Entries from a dataset:
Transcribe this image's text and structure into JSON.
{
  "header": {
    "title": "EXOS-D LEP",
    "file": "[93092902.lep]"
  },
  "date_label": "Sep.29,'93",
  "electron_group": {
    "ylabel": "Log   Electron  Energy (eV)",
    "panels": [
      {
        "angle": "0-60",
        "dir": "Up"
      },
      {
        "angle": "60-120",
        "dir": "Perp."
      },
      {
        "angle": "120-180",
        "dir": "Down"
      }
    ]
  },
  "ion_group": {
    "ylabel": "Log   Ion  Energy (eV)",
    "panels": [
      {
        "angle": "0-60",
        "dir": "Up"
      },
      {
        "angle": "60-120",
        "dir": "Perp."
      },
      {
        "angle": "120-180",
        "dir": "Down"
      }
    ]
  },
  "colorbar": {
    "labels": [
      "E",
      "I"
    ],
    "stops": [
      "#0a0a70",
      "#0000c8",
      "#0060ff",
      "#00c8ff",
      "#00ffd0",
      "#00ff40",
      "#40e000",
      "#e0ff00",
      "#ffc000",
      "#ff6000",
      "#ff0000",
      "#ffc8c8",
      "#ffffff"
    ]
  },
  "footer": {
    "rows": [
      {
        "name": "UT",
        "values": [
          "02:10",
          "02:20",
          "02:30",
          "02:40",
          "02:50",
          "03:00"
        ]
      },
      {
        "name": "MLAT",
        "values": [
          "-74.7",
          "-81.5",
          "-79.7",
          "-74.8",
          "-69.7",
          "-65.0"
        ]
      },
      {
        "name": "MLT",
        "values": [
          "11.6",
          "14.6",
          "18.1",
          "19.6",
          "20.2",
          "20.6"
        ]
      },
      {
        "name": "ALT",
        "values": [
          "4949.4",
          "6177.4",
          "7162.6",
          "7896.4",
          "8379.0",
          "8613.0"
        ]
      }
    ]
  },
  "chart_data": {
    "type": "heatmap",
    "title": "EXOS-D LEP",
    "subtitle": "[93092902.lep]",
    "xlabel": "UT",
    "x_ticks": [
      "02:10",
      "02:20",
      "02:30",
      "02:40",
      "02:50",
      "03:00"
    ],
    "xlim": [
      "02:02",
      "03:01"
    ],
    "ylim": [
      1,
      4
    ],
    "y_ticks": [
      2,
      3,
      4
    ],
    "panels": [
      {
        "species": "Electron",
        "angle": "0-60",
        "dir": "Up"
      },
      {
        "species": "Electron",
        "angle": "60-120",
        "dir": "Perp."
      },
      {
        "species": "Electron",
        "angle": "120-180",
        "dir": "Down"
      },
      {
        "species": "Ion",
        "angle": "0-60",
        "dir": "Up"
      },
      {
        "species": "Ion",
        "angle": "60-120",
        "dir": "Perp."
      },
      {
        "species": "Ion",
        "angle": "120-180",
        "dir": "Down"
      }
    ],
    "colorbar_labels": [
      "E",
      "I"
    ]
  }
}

• TASK BRIEF: Every line above should be printed again exactly as it stands.

• RESULT FOR THIS EXERCISE:
Transcribe this image's text and structure into JSON.
{
  "header": {
    "title": "EXOS-D LEP",
    "file": "[93092902.lep]"
  },
  "date_label": "Sep.29,'93",
  "electron_group": {
    "ylabel": "Log   Electron  Energy (eV)",
    "panels": [
      {
        "angle": "0-60",
        "dir": "Up"
      },
      {
        "angle": "60-120",
        "dir": "Perp."
      },
      {
        "angle": "120-180",
        "dir": "Down"
      }
    ]
  },
  "ion_group": {
    "ylabel": "Log   Ion  Energy (eV)",
    "panels": [
      {
        "angle": "0-60",
        "dir": "Up"
      },
      {
        "angle": "60-120",
        "dir": "Perp."
      },
      {
        "angle": "120-180",
        "dir": "Down"
      }
    ]
  },
  "colorbar": {
    "labels": [
      "E",
      "I"
    ],
    "stops": [
      "#0a0a70",
      "#0000c8",
      "#0060ff",
      "#00c8ff",
      "#00ffd0",
      "#00ff40",
      "#40e000",
      "#e0ff00",
      "#ffc000",
      "#ff6000",
      "#ff0000",
      "#ffc8c8",
      "#ffffff"
    ]
  },
  "footer": {
    "rows": [
      {
        "name": "UT",
        "values": [
          "02:10",
          "02:20",
          "02:30",
          "02:40",
          "02:50",
          "03:00"
        ]
      },
      {
        "name": "MLAT",
        "values": [
          "-74.7",
          "-81.5",
          "-79.7",
          "-74.8",
          "-69.7",
          "-65.0"
        ]
      },
      {
        "name": "MLT",
        "values": [
          "11.6",
          "14.6",
          "18.1",
          "19.6",
          "20.2",
          "20.6"
        ]
      },
      {
        "name": "ALT",
        "values": [
          "4949.4",
          "6177.4",
          "7162.6",
          "7896.4",
          "8379.0",
          "8613.0"
        ]
      }
    ]
  },
  "chart_data": {
    "type": "heatmap",
    "title": "EXOS-D LEP",
    "subtitle": "[93092902.lep]",
    "xlabel": "UT",
    "x_ticks": [
      "02:10",
      "02:20",
      "02:30",
      "02:40",
      "02:50",
      "03:00"
    ],
    "xlim": [
      "02:02",
      "03:01"
    ],
    "ylim": [
      1,
      4
    ],
    "y_ticks": [
      2,
      3,
      4
    ],
    "panels": [
      {
        "species": "Electron",
        "angle": "0-60",
        "dir": "Up"
      },
      {
        "species": "Electron",
        "angle": "60-120",
        "dir": "Perp."
      },
      {
        "species": "Electron",
        "angle": "120-180",
        "dir": "Down"
      },
      {
        "species": "Ion",
        "angle": "0-60",
        "dir": "Up"
      },
      {
        "species": "Ion",
        "angle": "60-120",
        "dir": "Perp."
      },
      {
        "species": "Ion",
        "angle": "120-180",
        "dir": "Down"
      }
    ],
    "colorbar_labels": [
      "E",
      "I"
    ]
  }
}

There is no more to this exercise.